> _What you have to do_
Filter the entries that follow, copying every line in which the word "production" appears.

[Stored items from a collection]
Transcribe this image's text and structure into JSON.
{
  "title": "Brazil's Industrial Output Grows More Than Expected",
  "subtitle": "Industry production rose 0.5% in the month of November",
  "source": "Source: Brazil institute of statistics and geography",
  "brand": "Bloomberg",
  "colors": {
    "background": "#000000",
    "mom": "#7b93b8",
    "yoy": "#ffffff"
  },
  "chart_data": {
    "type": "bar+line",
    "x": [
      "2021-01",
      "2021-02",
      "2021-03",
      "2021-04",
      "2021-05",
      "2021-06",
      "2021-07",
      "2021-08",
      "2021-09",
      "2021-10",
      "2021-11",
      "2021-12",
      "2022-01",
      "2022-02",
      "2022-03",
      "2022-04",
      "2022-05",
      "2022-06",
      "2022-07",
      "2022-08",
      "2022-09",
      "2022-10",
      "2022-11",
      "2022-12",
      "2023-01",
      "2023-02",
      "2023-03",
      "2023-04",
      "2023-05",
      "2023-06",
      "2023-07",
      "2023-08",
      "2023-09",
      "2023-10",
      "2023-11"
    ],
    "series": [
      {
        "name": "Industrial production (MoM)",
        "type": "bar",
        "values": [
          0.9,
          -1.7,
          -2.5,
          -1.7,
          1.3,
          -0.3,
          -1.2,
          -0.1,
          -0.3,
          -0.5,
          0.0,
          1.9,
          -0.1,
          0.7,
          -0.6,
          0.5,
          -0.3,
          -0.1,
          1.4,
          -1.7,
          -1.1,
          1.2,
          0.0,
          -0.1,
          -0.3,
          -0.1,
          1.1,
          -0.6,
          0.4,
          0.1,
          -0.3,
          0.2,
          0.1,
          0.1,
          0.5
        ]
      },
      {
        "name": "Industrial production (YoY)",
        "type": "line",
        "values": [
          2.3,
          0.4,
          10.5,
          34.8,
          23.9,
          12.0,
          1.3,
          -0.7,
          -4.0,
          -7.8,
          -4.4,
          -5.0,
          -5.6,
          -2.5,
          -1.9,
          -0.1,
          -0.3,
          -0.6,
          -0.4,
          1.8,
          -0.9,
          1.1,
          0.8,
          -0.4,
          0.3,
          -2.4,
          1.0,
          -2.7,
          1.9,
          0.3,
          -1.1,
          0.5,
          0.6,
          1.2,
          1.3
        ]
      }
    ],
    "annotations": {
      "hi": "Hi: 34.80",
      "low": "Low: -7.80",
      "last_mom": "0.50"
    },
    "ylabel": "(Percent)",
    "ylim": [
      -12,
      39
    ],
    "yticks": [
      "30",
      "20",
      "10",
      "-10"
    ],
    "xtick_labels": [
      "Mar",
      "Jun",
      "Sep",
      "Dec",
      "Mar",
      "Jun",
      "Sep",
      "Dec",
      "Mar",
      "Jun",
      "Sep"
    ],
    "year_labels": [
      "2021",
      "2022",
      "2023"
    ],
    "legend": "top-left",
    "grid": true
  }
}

> _Answer to the exercise_
  "subtitle": "Industry production rose 0.5% in the month of November",
        "name": "Industrial production (MoM)",
        "name": "Industrial production (YoY)",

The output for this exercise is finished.